Exercise details: Only the images get left out; everything else in the records is to be transcribed exactly.

Supplied information:
──────────────────────────────
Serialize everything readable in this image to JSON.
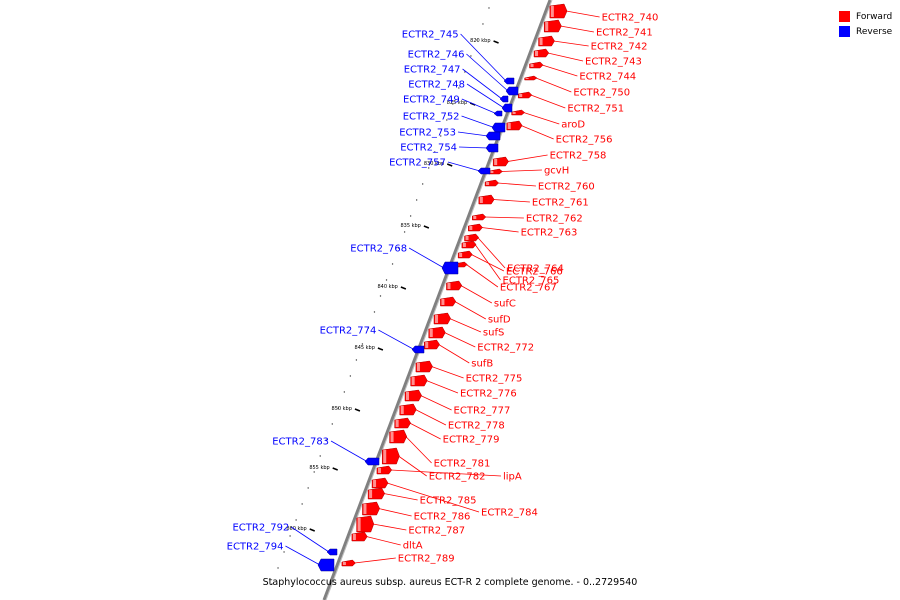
{
  "caption": "Staphylococcus aureus subsp. aureus ECT-R 2 complete genome. - 0..2729540",
  "legend": [
    {
      "label": "Forward",
      "color": "#ff0000"
    },
    {
      "label": "Reverse",
      "color": "#0000ff"
    }
  ],
  "colors": {
    "forward": "#ff0000",
    "reverse": "#0000ff",
    "backbone": "#808080"
  },
  "ticks": [
    "820 kbp",
    "825 kbp",
    "830 kbp",
    "835 kbp",
    "840 kbp",
    "845 kbp",
    "850 kbp",
    "855 kbp",
    "860 kbp"
  ],
  "genes_forward": [
    "ECTR2_740",
    "ECTR2_741",
    "ECTR2_742",
    "ECTR2_743",
    "ECTR2_744",
    "ECTR2_750",
    "ECTR2_751",
    "aroD",
    "ECTR2_756",
    "ECTR2_758",
    "gcvH",
    "ECTR2_760",
    "ECTR2_761",
    "ECTR2_762",
    "ECTR2_763",
    "ECTR2_764",
    "ECTR2_765",
    "ECTR2_766",
    "ECTR2_767",
    "sufC",
    "sufD",
    "sufS",
    "ECTR2_772",
    "sufB",
    "ECTR2_775",
    "ECTR2_776",
    "ECTR2_777",
    "ECTR2_778",
    "ECTR2_779",
    "ECTR2_781",
    "ECTR2_782",
    "lipA",
    "ECTR2_784",
    "ECTR2_785",
    "ECTR2_786",
    "ECTR2_787",
    "dltA",
    "ECTR2_789"
  ],
  "genes_reverse": [
    "ECTR2_745",
    "ECTR2_746",
    "ECTR2_747",
    "ECTR2_748",
    "ECTR2_749",
    "ECTR2_752",
    "ECTR2_753",
    "ECTR2_754",
    "ECTR2_757",
    "ECTR2_768",
    "ECTR2_774",
    "ECTR2_783",
    "ECTR2_792",
    "ECTR2_794"
  ]
}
──────────────────────────────
Solution to this problem:
Serialize everything readable in this image to JSON.
{
  "caption": "Staphylococcus aureus subsp. aureus ECT-R 2 complete genome. - 0..2729540",
  "legend": [
    {
      "label": "Forward",
      "color": "#ff0000"
    },
    {
      "label": "Reverse",
      "color": "#0000ff"
    }
  ],
  "colors": {
    "forward": "#ff0000",
    "reverse": "#0000ff",
    "backbone": "#808080"
  },
  "ticks": [
    "820 kbp",
    "825 kbp",
    "830 kbp",
    "835 kbp",
    "840 kbp",
    "845 kbp",
    "850 kbp",
    "855 kbp",
    "860 kbp"
  ],
  "genes_forward": [
    "ECTR2_740",
    "ECTR2_741",
    "ECTR2_742",
    "ECTR2_743",
    "ECTR2_744",
    "ECTR2_750",
    "ECTR2_751",
    "aroD",
    "ECTR2_756",
    "ECTR2_758",
    "gcvH",
    "ECTR2_760",
    "ECTR2_761",
    "ECTR2_762",
    "ECTR2_763",
    "ECTR2_764",
    "ECTR2_765",
    "ECTR2_766",
    "ECTR2_767",
    "sufC",
    "sufD",
    "sufS",
    "ECTR2_772",
    "sufB",
    "ECTR2_775",
    "ECTR2_776",
    "ECTR2_777",
    "ECTR2_778",
    "ECTR2_779",
    "ECTR2_781",
    "ECTR2_782",
    "lipA",
    "ECTR2_784",
    "ECTR2_785",
    "ECTR2_786",
    "ECTR2_787",
    "dltA",
    "ECTR2_789"
  ],
  "genes_reverse": [
    "ECTR2_745",
    "ECTR2_746",
    "ECTR2_747",
    "ECTR2_748",
    "ECTR2_749",
    "ECTR2_752",
    "ECTR2_753",
    "ECTR2_754",
    "ECTR2_757",
    "ECTR2_768",
    "ECTR2_774",
    "ECTR2_783",
    "ECTR2_792",
    "ECTR2_794"
  ]
}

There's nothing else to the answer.